À FAIRE
1. Extrais tel quel le passage sur l'histoire de la Nouvelle-Zélande, de « En 1907 la Nouvelle-Zélande » à « des Nations Unies. ».
2. Recopie toutes les lignes des données extraites en remplaçant « UI » par « interface », sans rien modifier d'autre. Laisse les images de côté.

EXTRAIT À LIRE
◆ ◆ ◆ ◆ ◆
Le développement économique

À partir de 1882, l’utilisation des techniques de réfrigération récemment découvertes à des fins de transport commercial allait donner un nouvel essor aux échanges avec l’Angleterre : la viande, le beurre et le fromage allait bien vite supplanter les exportations de bois et l’exploitation d’arbres remarquables, dont le kauri dont on extrait la gomme copal, a cessé. La découverte d’or en 1861 dans la région d’Otago, dans l’île du sud, ne joua également qu’un rôle éphémère.

et social…

En 1907 la Nouvelle-Zélande devient un Dominion et, progressivement, met en place une législation sociale très en avance ; le pays est alors pratiquement pionnier dans le domaine de la protection sociale, du régime de retraite, du service de santé… Au cours de la première guerre mondiale près de 10 % de la population s’engagea auprès des Britanniques, dont de nombreux Maoris chez qui la tradition guerrière reste prestigieuse. On verra à ce sujet le film « L’âme des guerriers » sur la question maori. C’est en toute logique que la Nouvelle-Zélande obtint son indépendance au sein du Commonwealth en 1931. Sa participation à la seconde guerre mondiale fut plus importante encore et le pays est un des membres fondateurs des Nations Unies.
◆ ◆ ◆ ◆ ◆
DONNÉES EXTRAITES
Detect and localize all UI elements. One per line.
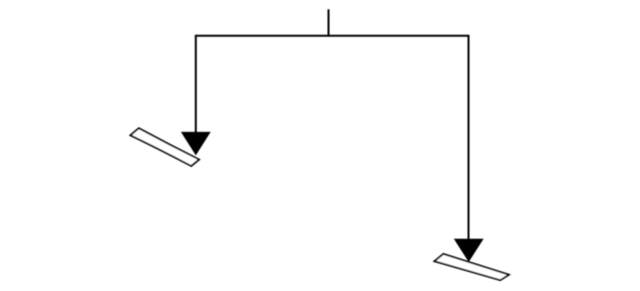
arrowhead left [182, 132, 210, 154]
wire: top stub [328, 9, 330, 35]
part: right moulding strip [434, 254, 509, 280]
wire: bracket (left drop, horizontal, right drop) [196, 36, 469, 241]
part: left moulding strip [130, 128, 199, 166]
arrowhead right [455, 239, 483, 261]
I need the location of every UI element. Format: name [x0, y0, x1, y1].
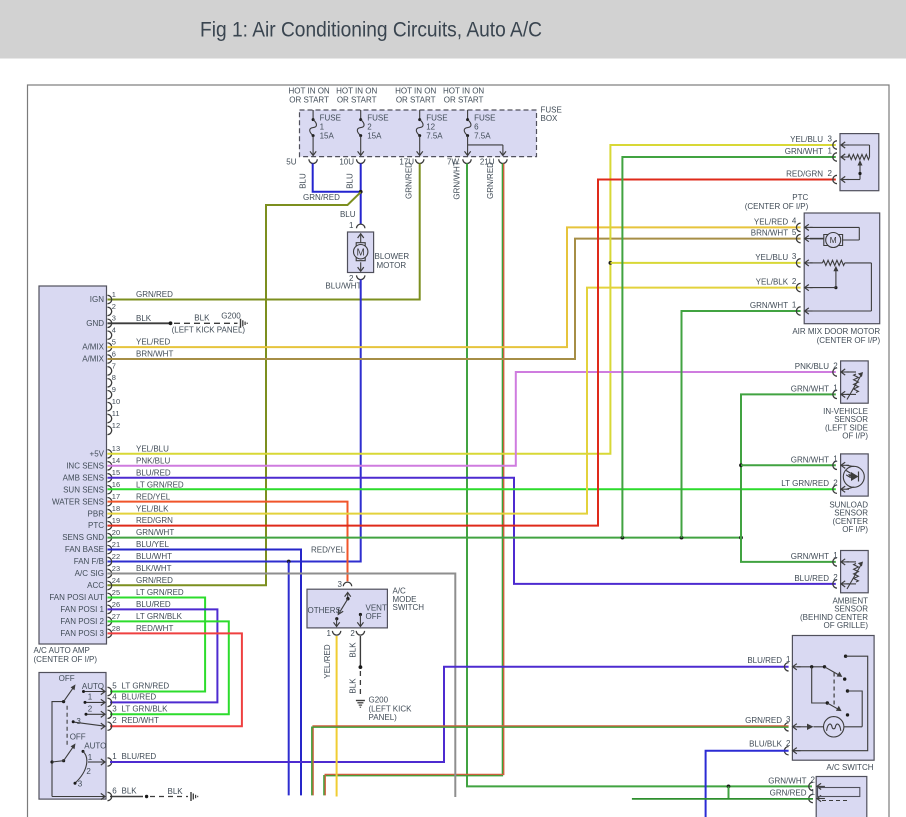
◆ ◆ ◆ ◆ ◆
RÉSULTATS DES TÂCHES
1.
En 1907 la Nouvelle-Zélande devient un Dominion et, progressivement, met en place une législation sociale très en avance ; le pays est alors pratiquement pionnier dans le domaine de la protection sociale, du régime de retraite, du service de santé… Au cours de la première guerre mondiale près de 10 % de la population s’engagea auprès des Britanniques, dont de nombreux Maoris chez qui la tradition guerrière reste prestigieuse. On verra à ce sujet le film « L’âme des guerriers » sur la question maori. C’est en toute logique que la Nouvelle-Zélande obtint son indépendance au sein du Commonwealth en 1931. Sa participation à la seconde guerre mondiale fut plus importante encore et le pays est un des membres fondateurs des Nations Unies.

2.
Detect and localize all interface elements. One per line.
arrowhead left [182, 132, 210, 154]
wire: top stub [328, 9, 330, 35]
part: right moulding strip [434, 254, 509, 280]
wire: bracket (left drop, horizontal, right drop) [196, 36, 469, 241]
part: left moulding strip [130, 128, 199, 166]
arrowhead right [455, 239, 483, 261]
I need the location of every interface element. Format: name [x0, y0, x1, y1].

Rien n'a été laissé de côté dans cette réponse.